::: Supplied records :::

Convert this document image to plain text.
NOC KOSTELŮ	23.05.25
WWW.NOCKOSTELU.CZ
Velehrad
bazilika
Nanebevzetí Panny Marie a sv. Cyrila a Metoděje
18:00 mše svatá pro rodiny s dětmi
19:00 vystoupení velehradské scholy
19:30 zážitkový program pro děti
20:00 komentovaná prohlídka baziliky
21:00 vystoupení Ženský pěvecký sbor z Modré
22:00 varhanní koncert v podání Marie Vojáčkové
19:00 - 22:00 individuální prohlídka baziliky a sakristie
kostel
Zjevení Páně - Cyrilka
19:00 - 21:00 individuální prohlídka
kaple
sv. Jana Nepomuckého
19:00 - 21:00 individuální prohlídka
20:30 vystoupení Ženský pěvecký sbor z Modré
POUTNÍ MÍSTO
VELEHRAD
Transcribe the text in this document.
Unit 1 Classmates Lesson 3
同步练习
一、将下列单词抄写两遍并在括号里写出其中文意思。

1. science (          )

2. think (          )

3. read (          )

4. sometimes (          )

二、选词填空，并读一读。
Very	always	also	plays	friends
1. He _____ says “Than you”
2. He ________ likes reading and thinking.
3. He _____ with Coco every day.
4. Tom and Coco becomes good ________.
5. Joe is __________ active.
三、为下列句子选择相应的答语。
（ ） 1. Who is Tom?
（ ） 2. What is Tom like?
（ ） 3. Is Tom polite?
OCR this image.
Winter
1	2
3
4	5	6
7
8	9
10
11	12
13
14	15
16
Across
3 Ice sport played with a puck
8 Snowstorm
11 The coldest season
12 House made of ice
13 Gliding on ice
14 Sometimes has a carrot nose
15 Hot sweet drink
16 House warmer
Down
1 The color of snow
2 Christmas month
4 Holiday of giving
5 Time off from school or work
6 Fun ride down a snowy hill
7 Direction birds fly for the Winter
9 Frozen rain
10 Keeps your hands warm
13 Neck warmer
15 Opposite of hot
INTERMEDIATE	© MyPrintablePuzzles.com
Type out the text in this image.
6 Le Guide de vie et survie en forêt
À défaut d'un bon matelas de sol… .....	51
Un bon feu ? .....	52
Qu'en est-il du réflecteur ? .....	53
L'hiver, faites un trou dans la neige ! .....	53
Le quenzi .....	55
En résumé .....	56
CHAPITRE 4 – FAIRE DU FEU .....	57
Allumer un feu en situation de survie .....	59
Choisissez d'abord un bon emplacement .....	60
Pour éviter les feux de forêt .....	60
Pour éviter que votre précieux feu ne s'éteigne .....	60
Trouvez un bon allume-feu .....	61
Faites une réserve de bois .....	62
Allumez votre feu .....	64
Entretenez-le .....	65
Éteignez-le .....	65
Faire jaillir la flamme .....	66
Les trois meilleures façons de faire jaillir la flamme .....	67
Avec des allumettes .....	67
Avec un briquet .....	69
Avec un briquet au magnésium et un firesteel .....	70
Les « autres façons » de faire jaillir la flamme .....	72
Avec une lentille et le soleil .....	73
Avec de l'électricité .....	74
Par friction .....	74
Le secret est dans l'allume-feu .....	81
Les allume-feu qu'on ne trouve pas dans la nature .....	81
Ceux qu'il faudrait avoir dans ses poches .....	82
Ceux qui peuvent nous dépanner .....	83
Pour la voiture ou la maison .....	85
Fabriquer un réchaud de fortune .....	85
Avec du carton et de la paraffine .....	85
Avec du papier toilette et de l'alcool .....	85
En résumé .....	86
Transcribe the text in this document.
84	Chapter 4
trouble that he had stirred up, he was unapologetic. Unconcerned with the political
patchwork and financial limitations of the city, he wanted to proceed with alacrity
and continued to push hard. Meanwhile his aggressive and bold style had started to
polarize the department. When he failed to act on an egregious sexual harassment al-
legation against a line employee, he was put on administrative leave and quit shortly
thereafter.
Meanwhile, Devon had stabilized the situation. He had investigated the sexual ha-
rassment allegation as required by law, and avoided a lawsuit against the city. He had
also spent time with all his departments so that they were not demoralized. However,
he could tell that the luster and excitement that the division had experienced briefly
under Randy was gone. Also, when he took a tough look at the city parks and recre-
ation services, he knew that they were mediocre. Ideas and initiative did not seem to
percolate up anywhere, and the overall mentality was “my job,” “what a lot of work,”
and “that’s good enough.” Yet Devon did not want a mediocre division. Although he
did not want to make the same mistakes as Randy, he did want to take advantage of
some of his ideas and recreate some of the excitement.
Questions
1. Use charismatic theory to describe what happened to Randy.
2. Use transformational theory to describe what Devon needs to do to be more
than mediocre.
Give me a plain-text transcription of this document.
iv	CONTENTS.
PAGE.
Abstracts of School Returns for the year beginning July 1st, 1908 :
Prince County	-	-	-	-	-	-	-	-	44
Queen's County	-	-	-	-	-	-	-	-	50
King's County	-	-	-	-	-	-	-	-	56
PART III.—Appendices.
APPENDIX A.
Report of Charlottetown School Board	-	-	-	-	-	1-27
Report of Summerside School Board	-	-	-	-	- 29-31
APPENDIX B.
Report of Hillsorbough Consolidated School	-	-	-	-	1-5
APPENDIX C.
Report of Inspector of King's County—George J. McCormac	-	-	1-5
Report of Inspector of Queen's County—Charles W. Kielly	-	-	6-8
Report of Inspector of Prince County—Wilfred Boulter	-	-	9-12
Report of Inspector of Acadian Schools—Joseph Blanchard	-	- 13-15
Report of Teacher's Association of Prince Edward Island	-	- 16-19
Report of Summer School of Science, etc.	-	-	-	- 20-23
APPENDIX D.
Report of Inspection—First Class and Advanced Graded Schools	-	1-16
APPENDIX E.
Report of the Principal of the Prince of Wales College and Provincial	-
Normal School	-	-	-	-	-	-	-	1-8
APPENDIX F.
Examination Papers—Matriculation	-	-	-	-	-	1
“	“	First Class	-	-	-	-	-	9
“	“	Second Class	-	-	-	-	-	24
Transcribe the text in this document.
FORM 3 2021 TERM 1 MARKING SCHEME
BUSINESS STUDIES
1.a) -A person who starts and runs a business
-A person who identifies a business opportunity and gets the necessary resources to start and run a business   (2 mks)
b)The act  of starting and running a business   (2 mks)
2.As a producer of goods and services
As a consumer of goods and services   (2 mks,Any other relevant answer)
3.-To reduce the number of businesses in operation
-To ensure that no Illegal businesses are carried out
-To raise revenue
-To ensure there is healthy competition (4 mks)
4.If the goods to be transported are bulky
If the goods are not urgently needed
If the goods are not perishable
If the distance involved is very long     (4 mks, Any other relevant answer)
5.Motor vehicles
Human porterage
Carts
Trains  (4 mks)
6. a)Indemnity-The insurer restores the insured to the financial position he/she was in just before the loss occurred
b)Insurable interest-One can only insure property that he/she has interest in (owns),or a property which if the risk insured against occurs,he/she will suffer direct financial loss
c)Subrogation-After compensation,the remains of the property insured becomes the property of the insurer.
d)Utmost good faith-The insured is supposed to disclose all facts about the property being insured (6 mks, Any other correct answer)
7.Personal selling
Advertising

:::

Output all preceding records character for character.

Convert this document image to plain text.
NOC KOSTELŮ	23.05.25
WWW.NOCKOSTELU.CZ
Velehrad
bazilika
Nanebevzetí Panny Marie a sv. Cyrila a Metoděje
18:00 mše svatá pro rodiny s dětmi
19:00 vystoupení velehradské scholy
19:30 zážitkový program pro děti
20:00 komentovaná prohlídka baziliky
21:00 vystoupení Ženský pěvecký sbor z Modré
22:00 varhanní koncert v podání Marie Vojáčkové
19:00 - 22:00 individuální prohlídka baziliky a sakristie
kostel
Zjevení Páně - Cyrilka
19:00 - 21:00 individuální prohlídka
kaple
sv. Jana Nepomuckého
19:00 - 21:00 individuální prohlídka
20:30 vystoupení Ženský pěvecký sbor z Modré
POUTNÍ MÍSTO
VELEHRAD
Transcribe the text in this document.
Unit 1 Classmates Lesson 3
同步练习
一、将下列单词抄写两遍并在括号里写出其中文意思。

1. science (          )

2. think (          )

3. read (          )

4. sometimes (          )

二、选词填空，并读一读。
Very	always	also	plays	friends
1. He _____ says “Than you”
2. He ________ likes reading and thinking.
3. He _____ with Coco every day.
4. Tom and Coco becomes good ________.
5. Joe is __________ active.
三、为下列句子选择相应的答语。
（ ） 1. Who is Tom?
（ ） 2. What is Tom like?
（ ） 3. Is Tom polite?
OCR this image.
Winter
1	2
3
4	5	6
7
8	9
10
11	12
13
14	15
16
Across
3 Ice sport played with a puck
8 Snowstorm
11 The coldest season
12 House made of ice
13 Gliding on ice
14 Sometimes has a carrot nose
15 Hot sweet drink
16 House warmer
Down
1 The color of snow
2 Christmas month
4 Holiday of giving
5 Time off from school or work
6 Fun ride down a snowy hill
7 Direction birds fly for the Winter
9 Frozen rain
10 Keeps your hands warm
13 Neck warmer
15 Opposite of hot
INTERMEDIATE	© MyPrintablePuzzles.com
Type out the text in this image.
6 Le Guide de vie et survie en forêt
À défaut d'un bon matelas de sol… .....	51
Un bon feu ? .....	52
Qu'en est-il du réflecteur ? .....	53
L'hiver, faites un trou dans la neige ! .....	53
Le quenzi .....	55
En résumé .....	56
CHAPITRE 4 – FAIRE DU FEU .....	57
Allumer un feu en situation de survie .....	59
Choisissez d'abord un bon emplacement .....	60
Pour éviter les feux de forêt .....	60
Pour éviter que votre précieux feu ne s'éteigne .....	60
Trouvez un bon allume-feu .....	61
Faites une réserve de bois .....	62
Allumez votre feu .....	64
Entretenez-le .....	65
Éteignez-le .....	65
Faire jaillir la flamme .....	66
Les trois meilleures façons de faire jaillir la flamme .....	67
Avec des allumettes .....	67
Avec un briquet .....	69
Avec un briquet au magnésium et un firesteel .....	70
Les « autres façons » de faire jaillir la flamme .....	72
Avec une lentille et le soleil .....	73
Avec de l'électricité .....	74
Par friction .....	74
Le secret est dans l'allume-feu .....	81
Les allume-feu qu'on ne trouve pas dans la nature .....	81
Ceux qu'il faudrait avoir dans ses poches .....	82
Ceux qui peuvent nous dépanner .....	83
Pour la voiture ou la maison .....	85
Fabriquer un réchaud de fortune .....	85
Avec du carton et de la paraffine .....	85
Avec du papier toilette et de l'alcool .....	85
En résumé .....	86
Transcribe the text in this document.
84	Chapter 4
trouble that he had stirred up, he was unapologetic. Unconcerned with the political
patchwork and financial limitations of the city, he wanted to proceed with alacrity
and continued to push hard. Meanwhile his aggressive and bold style had started to
polarize the department. When he failed to act on an egregious sexual harassment al-
legation against a line employee, he was put on administrative leave and quit shortly
thereafter.
Meanwhile, Devon had stabilized the situation. He had investigated the sexual ha-
rassment allegation as required by law, and avoided a lawsuit against the city. He had
also spent time with all his departments so that they were not demoralized. However,
he could tell that the luster and excitement that the division had experienced briefly
under Randy was gone. Also, when he took a tough look at the city parks and recre-
ation services, he knew that they were mediocre. Ideas and initiative did not seem to
percolate up anywhere, and the overall mentality was “my job,” “what a lot of work,”
and “that’s good enough.” Yet Devon did not want a mediocre division. Although he
did not want to make the same mistakes as Randy, he did want to take advantage of
some of his ideas and recreate some of the excitement.
Questions
1. Use charismatic theory to describe what happened to Randy.
2. Use transformational theory to describe what Devon needs to do to be more
than mediocre.
Give me a plain-text transcription of this document.
iv	CONTENTS.
PAGE.
Abstracts of School Returns for the year beginning July 1st, 1908 :
Prince County	-	-	-	-	-	-	-	-	44
Queen's County	-	-	-	-	-	-	-	-	50
King's County	-	-	-	-	-	-	-	-	56
PART III.—Appendices.
APPENDIX A.
Report of Charlottetown School Board	-	-	-	-	-	1-27
Report of Summerside School Board	-	-	-	-	- 29-31
APPENDIX B.
Report of Hillsorbough Consolidated School	-	-	-	-	1-5
APPENDIX C.
Report of Inspector of King's County—George J. McCormac	-	-	1-5
Report of Inspector of Queen's County—Charles W. Kielly	-	-	6-8
Report of Inspector of Prince County—Wilfred Boulter	-	-	9-12
Report of Inspector of Acadian Schools—Joseph Blanchard	-	- 13-15
Report of Teacher's Association of Prince Edward Island	-	- 16-19
Report of Summer School of Science, etc.	-	-	-	- 20-23
APPENDIX D.
Report of Inspection—First Class and Advanced Graded Schools	-	1-16
APPENDIX E.
Report of the Principal of the Prince of Wales College and Provincial	-
Normal School	-	-	-	-	-	-	-	1-8
APPENDIX F.
Examination Papers—Matriculation	-	-	-	-	-	1
“	“	First Class	-	-	-	-	-	9
“	“	Second Class	-	-	-	-	-	24
Transcribe the text in this document.
FORM 3 2021 TERM 1 MARKING SCHEME
BUSINESS STUDIES
1.a) -A person who starts and runs a business
-A person who identifies a business opportunity and gets the necessary resources to start and run a business   (2 mks)
b)The act  of starting and running a business   (2 mks)
2.As a producer of goods and services
As a consumer of goods and services   (2 mks,Any other relevant answer)
3.-To reduce the number of businesses in operation
-To ensure that no Illegal businesses are carried out
-To raise revenue
-To ensure there is healthy competition (4 mks)
4.If the goods to be transported are bulky
If the goods are not urgently needed
If the goods are not perishable
If the distance involved is very long     (4 mks, Any other relevant answer)
5.Motor vehicles
Human porterage
Carts
Trains  (4 mks)
6. a)Indemnity-The insurer restores the insured to the financial position he/she was in just before the loss occurred
b)Insurable interest-One can only insure property that he/she has interest in (owns),or a property which if the risk insured against occurs,he/she will suffer direct financial loss
c)Subrogation-After compensation,the remains of the property insured becomes the property of the insurer.
d)Utmost good faith-The insured is supposed to disclose all facts about the property being insured (6 mks, Any other correct answer)
7.Personal selling
Advertising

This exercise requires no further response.